- _AIM_
From the entries provided below, copy each line that contains the word "name".

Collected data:
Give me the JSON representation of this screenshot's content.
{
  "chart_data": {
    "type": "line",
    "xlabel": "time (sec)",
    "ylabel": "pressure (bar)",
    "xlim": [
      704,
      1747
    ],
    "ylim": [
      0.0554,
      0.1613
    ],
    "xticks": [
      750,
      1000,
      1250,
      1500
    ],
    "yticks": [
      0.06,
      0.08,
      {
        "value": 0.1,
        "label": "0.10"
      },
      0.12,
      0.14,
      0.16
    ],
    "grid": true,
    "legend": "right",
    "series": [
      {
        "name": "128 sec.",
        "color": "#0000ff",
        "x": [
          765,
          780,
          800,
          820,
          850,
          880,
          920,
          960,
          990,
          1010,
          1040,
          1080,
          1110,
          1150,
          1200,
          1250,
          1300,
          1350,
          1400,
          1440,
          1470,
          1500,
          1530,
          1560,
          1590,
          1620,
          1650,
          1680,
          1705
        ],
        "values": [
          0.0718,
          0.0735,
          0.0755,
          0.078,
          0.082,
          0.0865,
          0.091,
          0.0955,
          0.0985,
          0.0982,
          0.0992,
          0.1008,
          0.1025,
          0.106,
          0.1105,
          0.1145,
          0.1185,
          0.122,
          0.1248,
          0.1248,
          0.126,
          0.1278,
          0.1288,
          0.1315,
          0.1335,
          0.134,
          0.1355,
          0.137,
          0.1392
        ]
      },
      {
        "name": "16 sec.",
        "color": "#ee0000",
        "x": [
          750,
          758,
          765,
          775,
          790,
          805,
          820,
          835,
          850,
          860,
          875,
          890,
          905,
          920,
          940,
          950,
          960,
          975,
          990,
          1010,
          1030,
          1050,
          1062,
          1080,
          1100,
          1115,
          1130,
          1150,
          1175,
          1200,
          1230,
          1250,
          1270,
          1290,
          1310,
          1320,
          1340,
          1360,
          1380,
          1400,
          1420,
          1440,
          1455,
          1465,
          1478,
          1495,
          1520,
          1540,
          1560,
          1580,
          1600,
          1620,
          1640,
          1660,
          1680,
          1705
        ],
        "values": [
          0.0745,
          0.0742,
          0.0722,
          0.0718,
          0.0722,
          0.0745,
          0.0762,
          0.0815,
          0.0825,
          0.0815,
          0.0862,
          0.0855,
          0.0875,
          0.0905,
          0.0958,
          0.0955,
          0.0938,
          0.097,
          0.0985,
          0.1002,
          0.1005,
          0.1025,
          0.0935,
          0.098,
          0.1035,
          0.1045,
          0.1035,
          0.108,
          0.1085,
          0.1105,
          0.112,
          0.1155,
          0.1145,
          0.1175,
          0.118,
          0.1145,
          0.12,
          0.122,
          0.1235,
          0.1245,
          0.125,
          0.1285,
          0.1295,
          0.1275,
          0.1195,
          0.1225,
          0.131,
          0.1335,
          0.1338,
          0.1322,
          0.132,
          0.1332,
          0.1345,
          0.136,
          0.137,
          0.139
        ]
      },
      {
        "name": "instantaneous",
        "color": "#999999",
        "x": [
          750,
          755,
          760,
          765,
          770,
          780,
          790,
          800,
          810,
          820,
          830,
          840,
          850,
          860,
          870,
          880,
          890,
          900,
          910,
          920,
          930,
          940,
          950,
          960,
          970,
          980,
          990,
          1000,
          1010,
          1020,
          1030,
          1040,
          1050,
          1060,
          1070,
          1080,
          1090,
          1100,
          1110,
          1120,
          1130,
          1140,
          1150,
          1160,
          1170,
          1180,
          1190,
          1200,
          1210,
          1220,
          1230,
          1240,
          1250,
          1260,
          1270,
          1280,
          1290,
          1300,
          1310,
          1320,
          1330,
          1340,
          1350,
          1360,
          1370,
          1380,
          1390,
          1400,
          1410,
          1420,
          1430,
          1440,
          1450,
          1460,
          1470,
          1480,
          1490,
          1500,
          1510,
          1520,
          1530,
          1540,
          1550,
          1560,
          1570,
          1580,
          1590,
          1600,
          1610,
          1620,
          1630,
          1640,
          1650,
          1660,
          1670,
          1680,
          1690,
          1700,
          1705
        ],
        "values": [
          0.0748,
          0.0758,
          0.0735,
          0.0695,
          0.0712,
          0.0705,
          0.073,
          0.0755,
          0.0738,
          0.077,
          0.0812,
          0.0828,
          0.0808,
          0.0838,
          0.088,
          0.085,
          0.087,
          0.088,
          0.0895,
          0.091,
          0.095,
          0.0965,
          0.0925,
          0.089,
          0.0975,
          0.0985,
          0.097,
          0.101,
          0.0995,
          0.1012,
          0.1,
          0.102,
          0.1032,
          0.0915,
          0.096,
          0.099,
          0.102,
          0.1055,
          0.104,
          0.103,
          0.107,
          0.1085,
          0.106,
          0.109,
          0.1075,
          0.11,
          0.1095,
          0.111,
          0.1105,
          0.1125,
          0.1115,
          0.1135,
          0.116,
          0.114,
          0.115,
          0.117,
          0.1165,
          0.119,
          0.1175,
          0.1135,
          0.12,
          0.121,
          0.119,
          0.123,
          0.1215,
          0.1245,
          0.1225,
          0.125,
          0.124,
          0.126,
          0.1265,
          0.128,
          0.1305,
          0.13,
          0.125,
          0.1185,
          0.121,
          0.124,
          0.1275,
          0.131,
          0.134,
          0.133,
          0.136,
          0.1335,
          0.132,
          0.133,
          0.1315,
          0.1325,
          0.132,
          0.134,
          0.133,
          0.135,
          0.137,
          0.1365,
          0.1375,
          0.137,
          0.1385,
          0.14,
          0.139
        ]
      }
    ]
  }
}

- _WRITTEN REPLY_
        "name": "128 sec.",
        "name": "16 sec.",
        "name": "instantaneous",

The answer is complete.